■ Material supplied ■
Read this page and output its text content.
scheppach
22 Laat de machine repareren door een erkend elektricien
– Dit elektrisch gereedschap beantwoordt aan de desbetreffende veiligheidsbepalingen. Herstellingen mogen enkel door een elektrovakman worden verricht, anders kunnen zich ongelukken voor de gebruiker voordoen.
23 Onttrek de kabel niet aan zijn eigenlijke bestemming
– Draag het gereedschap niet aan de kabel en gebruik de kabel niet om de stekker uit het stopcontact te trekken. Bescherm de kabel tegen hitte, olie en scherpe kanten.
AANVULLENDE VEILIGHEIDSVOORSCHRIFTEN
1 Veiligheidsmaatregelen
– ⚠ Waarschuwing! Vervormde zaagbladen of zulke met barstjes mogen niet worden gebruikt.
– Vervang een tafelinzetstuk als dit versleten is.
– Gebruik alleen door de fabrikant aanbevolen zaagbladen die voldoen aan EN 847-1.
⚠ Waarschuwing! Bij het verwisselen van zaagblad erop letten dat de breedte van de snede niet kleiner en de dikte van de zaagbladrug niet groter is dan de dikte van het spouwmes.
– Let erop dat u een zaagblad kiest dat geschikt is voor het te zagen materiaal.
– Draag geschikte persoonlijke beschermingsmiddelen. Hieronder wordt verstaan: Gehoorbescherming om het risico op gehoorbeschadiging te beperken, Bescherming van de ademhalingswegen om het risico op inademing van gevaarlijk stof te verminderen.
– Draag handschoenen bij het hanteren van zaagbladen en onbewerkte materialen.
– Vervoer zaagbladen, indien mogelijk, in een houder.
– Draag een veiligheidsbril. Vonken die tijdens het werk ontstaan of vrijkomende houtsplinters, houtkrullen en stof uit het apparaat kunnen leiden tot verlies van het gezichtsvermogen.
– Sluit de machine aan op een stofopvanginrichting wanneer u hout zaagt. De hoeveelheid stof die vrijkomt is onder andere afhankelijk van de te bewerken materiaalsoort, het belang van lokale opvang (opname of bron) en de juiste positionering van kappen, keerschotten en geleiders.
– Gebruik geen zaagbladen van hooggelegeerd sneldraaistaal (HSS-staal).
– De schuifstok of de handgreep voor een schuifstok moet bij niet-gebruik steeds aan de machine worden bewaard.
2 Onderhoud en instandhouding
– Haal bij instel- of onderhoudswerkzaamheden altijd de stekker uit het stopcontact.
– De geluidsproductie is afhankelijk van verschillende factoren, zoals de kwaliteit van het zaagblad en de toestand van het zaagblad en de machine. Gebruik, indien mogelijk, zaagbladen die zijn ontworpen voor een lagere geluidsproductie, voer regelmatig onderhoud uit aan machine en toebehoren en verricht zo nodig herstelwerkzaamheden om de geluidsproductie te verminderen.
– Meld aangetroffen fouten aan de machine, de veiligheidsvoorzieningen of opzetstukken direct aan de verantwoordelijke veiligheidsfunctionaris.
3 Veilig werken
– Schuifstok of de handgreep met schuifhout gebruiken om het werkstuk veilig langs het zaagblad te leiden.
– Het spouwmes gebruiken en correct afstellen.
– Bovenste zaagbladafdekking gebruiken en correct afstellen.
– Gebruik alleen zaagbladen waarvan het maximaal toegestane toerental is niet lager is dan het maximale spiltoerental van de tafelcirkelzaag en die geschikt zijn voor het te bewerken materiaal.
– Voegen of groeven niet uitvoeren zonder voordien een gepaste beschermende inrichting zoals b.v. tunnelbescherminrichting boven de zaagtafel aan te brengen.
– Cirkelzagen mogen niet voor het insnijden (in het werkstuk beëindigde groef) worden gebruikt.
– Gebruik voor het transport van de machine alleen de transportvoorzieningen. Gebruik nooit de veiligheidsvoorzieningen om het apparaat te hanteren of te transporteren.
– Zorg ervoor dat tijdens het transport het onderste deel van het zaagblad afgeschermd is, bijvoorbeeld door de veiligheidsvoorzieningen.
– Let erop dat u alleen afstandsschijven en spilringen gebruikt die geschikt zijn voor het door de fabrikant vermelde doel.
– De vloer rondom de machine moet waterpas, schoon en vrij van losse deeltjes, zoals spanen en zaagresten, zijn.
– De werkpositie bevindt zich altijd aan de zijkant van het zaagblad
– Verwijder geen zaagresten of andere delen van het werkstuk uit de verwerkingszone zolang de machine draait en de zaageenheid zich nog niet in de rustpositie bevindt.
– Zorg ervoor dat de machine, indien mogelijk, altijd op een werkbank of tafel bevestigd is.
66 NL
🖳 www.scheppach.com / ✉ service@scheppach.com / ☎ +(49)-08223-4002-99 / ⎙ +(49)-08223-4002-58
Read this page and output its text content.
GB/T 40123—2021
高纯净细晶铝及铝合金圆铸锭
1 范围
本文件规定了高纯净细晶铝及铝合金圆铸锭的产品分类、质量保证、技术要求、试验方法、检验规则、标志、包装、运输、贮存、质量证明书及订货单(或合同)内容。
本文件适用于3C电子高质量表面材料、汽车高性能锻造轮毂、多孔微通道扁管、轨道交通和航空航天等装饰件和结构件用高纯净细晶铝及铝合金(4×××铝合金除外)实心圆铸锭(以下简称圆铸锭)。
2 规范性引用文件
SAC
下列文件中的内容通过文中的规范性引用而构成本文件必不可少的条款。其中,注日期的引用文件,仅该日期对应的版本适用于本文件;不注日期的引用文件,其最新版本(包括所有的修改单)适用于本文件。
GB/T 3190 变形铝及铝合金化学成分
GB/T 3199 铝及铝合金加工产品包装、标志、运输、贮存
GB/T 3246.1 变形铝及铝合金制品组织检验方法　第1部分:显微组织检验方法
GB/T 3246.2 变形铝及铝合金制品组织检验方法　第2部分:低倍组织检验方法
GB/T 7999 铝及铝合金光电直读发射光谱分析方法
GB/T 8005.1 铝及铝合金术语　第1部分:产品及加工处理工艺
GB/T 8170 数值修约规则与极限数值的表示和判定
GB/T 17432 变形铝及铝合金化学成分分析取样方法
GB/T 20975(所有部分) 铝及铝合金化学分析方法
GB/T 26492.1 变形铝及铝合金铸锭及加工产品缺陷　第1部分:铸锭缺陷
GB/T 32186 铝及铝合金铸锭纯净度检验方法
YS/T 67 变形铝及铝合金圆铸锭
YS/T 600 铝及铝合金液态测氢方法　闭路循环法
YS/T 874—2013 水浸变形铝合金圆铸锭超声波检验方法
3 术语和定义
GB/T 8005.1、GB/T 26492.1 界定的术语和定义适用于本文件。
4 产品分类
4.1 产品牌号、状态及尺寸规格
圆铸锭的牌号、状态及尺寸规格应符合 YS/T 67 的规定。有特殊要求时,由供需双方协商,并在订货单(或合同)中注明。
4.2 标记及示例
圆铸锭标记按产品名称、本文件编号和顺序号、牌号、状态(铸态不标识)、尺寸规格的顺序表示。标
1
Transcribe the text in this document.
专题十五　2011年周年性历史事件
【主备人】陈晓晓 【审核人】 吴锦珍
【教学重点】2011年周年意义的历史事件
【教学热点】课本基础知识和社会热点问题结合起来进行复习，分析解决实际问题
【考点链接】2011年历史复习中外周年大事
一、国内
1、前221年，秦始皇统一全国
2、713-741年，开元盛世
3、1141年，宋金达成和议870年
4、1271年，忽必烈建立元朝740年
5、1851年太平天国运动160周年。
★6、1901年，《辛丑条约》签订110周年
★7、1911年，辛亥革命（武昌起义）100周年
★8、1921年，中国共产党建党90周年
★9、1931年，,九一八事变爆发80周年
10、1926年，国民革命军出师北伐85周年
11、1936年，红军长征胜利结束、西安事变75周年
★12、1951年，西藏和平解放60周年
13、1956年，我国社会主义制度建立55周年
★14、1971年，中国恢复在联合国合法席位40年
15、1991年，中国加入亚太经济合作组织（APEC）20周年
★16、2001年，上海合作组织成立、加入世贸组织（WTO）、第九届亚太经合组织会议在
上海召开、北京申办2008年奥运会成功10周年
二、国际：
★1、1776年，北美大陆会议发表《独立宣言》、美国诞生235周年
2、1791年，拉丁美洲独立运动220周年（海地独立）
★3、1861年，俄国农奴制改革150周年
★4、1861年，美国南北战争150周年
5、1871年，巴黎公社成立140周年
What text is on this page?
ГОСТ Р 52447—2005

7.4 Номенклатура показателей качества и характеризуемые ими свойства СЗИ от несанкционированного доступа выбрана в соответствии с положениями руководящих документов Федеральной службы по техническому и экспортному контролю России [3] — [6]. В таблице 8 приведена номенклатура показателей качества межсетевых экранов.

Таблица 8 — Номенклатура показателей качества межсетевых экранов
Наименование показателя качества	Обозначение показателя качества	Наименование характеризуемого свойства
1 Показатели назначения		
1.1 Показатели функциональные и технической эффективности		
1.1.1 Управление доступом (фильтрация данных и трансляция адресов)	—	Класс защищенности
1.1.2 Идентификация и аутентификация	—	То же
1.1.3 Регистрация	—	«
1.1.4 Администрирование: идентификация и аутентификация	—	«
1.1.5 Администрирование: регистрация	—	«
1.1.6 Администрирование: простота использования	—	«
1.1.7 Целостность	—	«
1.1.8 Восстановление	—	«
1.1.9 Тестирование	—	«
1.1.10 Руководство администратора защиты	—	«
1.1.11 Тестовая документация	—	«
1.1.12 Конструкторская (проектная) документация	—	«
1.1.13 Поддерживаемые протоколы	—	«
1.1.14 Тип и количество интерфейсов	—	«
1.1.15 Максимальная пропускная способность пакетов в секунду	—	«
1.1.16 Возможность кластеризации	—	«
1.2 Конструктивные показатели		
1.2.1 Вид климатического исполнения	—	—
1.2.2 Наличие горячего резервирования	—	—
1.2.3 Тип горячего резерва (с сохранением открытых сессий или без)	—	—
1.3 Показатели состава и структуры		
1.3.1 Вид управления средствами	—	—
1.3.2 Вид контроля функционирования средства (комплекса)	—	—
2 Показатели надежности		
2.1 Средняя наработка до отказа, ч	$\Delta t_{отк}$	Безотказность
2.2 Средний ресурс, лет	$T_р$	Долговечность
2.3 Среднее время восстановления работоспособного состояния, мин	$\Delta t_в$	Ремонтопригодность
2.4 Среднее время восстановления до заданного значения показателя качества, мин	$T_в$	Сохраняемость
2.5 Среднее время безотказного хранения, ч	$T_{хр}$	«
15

■ Your instructions ■
Track down every line holding the string "correct" and copy it.

■ Problem solution ■
– Het spouwmes gebruiken en correct afstellen.
– Bovenste zaagbladafdekking gebruiken en correct afstellen.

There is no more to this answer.